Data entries

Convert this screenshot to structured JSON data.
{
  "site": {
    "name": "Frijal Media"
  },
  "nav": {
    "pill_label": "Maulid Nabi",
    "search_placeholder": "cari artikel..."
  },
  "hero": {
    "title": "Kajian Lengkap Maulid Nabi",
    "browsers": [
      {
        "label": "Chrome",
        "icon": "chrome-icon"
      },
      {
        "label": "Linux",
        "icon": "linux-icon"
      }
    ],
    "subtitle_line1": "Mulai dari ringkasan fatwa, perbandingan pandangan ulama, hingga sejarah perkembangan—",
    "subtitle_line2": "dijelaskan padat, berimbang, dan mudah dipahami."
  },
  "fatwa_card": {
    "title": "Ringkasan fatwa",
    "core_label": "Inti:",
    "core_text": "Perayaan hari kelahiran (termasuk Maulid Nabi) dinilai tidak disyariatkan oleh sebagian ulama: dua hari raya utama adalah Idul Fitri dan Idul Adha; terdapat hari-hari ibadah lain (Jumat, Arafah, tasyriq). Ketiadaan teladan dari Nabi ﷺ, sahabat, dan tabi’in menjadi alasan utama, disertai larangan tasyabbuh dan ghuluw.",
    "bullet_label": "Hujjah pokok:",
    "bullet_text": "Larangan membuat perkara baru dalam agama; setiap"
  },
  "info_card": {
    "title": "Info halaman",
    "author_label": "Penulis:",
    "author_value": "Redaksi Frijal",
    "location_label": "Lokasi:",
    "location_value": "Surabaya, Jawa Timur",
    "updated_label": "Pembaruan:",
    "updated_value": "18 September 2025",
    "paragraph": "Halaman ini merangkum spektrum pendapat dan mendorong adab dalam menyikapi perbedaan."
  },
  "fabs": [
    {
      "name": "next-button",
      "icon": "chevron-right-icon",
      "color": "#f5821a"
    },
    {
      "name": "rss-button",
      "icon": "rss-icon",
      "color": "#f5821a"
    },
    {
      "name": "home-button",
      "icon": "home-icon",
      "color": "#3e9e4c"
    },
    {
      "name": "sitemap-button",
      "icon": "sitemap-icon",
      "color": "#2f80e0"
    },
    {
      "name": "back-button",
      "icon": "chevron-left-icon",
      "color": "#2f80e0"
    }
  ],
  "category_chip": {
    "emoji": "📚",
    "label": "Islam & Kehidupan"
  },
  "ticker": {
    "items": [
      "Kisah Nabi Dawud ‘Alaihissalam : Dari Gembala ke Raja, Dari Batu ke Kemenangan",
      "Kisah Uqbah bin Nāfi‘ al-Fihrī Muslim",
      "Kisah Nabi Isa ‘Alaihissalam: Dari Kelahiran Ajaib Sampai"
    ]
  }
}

> _Your instructions_:
Identify which lines contain the word "dalam" and copy each one.

> _Response_:
    "bullet_text": "Larangan membuat perkara baru dalam agama; setiap"
    "paragraph": "Halaman ini merangkum spektrum pendapat dan mendorong adab dalam menyikapi perbedaan."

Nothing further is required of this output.